- _Given problem_
Go through the records and show each line where the word "bottom" occurs.

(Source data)
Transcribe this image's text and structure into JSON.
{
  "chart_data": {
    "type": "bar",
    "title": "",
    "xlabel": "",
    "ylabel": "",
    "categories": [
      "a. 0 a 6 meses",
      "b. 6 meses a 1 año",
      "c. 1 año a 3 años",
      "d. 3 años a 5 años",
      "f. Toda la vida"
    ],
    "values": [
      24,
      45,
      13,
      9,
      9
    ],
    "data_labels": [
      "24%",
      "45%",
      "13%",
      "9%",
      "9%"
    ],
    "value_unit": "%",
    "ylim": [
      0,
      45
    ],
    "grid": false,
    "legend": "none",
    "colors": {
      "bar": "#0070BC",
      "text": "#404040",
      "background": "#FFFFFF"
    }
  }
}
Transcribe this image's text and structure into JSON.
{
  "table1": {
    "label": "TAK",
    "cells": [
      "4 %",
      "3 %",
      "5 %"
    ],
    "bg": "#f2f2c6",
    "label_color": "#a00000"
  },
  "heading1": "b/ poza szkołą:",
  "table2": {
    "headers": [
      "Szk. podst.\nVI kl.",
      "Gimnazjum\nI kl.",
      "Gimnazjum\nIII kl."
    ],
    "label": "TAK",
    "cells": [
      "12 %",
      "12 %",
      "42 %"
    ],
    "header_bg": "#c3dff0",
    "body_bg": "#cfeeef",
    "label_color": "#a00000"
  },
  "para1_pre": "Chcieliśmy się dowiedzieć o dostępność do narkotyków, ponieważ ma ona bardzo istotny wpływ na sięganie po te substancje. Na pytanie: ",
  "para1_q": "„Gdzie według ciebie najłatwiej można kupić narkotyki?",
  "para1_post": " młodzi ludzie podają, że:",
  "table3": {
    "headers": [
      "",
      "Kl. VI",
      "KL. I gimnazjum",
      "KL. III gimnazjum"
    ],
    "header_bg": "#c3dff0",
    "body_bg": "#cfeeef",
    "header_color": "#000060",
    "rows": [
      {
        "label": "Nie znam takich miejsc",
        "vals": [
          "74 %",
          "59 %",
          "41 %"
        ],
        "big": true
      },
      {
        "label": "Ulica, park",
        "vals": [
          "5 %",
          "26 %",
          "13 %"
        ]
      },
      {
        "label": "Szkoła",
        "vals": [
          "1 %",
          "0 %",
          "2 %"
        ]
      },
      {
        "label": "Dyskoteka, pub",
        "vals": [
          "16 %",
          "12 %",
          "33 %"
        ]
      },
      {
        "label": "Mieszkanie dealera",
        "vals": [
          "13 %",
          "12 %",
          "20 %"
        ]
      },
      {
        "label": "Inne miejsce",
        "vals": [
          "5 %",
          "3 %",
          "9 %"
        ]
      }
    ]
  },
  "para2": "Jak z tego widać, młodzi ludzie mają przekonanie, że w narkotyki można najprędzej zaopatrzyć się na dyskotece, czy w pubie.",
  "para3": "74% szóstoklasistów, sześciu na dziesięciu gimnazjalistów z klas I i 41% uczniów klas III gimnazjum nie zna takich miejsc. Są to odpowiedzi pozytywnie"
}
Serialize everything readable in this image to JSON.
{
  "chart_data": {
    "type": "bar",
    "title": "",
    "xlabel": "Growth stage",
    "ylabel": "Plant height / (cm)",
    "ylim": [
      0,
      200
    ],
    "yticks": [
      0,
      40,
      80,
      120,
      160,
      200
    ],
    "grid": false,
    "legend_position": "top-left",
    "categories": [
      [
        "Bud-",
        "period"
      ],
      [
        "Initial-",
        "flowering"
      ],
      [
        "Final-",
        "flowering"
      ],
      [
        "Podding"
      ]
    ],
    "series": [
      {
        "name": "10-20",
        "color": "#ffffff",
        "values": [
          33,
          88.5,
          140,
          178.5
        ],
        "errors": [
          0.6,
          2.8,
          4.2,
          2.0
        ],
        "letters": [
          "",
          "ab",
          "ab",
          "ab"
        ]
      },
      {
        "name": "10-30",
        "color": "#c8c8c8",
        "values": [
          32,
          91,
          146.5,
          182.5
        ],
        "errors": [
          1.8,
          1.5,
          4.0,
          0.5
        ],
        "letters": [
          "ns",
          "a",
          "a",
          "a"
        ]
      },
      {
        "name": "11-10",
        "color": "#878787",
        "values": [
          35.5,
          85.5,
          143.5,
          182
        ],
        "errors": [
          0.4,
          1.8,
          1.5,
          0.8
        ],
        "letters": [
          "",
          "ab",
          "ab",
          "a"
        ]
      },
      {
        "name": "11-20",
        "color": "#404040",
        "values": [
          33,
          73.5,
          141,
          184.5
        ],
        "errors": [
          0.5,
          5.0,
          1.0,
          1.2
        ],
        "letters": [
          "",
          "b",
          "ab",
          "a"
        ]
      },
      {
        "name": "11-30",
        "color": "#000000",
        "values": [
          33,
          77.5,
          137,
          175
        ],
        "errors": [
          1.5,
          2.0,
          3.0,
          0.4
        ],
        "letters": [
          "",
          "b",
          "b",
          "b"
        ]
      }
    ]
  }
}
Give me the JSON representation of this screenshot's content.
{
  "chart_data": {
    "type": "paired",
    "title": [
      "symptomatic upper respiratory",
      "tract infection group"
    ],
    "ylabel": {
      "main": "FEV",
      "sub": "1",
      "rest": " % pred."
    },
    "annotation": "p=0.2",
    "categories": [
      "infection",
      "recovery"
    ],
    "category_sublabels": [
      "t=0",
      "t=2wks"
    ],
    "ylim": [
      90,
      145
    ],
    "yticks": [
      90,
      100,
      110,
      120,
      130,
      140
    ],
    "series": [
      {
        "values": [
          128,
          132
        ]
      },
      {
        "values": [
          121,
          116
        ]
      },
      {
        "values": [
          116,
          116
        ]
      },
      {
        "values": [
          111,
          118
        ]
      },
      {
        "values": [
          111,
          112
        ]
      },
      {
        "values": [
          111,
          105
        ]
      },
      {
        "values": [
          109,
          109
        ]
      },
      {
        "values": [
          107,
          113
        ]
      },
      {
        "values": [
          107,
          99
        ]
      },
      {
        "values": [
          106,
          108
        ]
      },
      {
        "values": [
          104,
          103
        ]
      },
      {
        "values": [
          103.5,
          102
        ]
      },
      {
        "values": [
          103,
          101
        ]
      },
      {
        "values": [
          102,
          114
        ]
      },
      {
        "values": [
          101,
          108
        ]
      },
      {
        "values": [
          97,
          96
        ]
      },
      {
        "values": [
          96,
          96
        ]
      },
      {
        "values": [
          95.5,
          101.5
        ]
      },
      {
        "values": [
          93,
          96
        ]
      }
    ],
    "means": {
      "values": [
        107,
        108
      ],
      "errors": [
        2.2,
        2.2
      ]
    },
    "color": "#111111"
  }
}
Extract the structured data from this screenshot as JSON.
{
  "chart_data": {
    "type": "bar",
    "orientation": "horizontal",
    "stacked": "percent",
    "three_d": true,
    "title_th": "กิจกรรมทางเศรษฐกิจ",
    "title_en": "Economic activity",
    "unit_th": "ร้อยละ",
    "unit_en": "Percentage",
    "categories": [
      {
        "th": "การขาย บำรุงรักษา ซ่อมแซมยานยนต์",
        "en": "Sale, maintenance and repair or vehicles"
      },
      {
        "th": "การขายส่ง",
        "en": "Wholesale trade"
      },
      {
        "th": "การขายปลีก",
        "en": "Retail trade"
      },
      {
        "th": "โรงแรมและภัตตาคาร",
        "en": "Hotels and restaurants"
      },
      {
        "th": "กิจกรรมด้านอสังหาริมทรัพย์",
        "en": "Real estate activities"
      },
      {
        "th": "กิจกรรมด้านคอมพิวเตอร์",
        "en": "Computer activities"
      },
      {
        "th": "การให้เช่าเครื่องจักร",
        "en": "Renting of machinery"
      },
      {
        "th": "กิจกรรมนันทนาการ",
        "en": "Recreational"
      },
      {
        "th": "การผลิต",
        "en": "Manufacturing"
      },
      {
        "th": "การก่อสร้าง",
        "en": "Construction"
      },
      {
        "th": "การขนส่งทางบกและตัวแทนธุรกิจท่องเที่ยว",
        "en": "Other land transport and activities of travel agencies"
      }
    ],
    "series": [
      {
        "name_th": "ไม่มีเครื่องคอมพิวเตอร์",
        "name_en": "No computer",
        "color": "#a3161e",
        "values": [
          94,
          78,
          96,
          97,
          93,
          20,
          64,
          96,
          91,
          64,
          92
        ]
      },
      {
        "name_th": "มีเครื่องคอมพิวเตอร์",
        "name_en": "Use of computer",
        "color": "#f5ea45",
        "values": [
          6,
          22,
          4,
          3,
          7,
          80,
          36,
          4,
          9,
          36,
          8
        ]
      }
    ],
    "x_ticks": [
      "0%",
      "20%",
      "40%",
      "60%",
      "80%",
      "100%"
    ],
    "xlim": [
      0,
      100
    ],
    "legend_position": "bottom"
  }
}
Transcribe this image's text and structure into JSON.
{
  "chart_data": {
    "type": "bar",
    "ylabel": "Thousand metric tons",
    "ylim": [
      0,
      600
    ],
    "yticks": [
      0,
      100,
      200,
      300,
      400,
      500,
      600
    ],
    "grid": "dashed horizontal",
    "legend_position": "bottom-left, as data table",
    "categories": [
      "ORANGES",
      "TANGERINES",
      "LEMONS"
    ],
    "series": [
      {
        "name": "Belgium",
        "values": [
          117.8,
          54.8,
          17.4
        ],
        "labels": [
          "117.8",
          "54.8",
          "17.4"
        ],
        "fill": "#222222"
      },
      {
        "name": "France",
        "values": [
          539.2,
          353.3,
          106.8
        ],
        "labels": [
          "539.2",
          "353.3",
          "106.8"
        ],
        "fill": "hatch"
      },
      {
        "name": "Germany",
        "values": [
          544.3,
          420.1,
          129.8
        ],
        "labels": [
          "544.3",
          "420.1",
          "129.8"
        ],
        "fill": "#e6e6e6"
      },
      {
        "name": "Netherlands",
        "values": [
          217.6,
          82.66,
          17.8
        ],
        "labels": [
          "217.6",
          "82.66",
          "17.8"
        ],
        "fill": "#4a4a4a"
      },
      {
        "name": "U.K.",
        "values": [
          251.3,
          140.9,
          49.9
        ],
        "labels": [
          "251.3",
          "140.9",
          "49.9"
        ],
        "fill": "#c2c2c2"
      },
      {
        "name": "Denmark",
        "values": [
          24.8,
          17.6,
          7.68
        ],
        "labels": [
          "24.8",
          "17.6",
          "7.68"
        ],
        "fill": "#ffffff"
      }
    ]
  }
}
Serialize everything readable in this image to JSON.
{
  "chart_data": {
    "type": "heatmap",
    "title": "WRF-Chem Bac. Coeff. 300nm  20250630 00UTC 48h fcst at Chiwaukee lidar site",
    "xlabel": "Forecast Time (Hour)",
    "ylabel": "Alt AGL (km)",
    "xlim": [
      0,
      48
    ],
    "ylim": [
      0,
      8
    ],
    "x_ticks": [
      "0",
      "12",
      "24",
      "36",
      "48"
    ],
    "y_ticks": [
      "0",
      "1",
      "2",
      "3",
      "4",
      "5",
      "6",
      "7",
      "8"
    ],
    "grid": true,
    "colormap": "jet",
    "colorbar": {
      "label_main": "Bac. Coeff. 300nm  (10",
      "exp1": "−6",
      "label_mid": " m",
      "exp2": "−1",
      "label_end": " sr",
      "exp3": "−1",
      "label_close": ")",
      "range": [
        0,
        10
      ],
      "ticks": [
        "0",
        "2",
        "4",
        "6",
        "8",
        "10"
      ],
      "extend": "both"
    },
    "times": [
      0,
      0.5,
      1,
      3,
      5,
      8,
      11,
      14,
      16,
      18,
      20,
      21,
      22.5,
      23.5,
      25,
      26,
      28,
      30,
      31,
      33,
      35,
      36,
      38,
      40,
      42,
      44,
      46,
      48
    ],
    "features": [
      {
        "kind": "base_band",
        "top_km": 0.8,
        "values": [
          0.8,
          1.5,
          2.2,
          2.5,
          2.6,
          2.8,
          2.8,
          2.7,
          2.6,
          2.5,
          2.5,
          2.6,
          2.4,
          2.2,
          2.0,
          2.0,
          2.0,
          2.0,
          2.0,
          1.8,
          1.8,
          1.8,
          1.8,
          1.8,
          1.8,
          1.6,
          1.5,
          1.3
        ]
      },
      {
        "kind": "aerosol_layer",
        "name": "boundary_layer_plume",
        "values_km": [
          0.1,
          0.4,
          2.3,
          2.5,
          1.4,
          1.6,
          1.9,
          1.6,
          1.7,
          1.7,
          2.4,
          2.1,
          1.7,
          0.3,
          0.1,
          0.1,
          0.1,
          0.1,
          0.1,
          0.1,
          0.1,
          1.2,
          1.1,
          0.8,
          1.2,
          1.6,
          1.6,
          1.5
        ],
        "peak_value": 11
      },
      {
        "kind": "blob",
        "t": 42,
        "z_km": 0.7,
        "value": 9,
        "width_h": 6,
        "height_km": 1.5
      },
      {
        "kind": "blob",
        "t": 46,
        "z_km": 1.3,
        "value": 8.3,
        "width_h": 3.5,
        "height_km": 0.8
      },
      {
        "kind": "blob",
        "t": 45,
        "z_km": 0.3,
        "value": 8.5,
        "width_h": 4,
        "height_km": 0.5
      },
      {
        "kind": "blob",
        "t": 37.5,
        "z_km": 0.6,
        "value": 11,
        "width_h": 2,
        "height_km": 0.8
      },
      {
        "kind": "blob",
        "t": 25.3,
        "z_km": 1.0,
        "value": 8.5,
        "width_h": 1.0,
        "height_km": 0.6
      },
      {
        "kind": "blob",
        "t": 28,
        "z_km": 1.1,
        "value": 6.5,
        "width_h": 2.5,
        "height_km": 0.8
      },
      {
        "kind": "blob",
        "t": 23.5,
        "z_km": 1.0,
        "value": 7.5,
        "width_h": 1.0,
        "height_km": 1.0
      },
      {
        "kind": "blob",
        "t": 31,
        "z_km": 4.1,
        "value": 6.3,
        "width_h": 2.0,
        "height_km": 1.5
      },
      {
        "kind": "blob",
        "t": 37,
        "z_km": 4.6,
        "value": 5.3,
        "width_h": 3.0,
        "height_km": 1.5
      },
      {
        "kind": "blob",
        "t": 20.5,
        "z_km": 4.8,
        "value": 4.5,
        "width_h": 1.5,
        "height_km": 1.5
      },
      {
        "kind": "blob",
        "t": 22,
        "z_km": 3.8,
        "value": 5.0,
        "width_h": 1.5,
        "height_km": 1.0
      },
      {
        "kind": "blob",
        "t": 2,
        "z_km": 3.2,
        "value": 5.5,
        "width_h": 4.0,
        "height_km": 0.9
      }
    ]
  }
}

- _Written answer_
    "legend_position": "bottom"
    "legend_position": "bottom-left, as data table",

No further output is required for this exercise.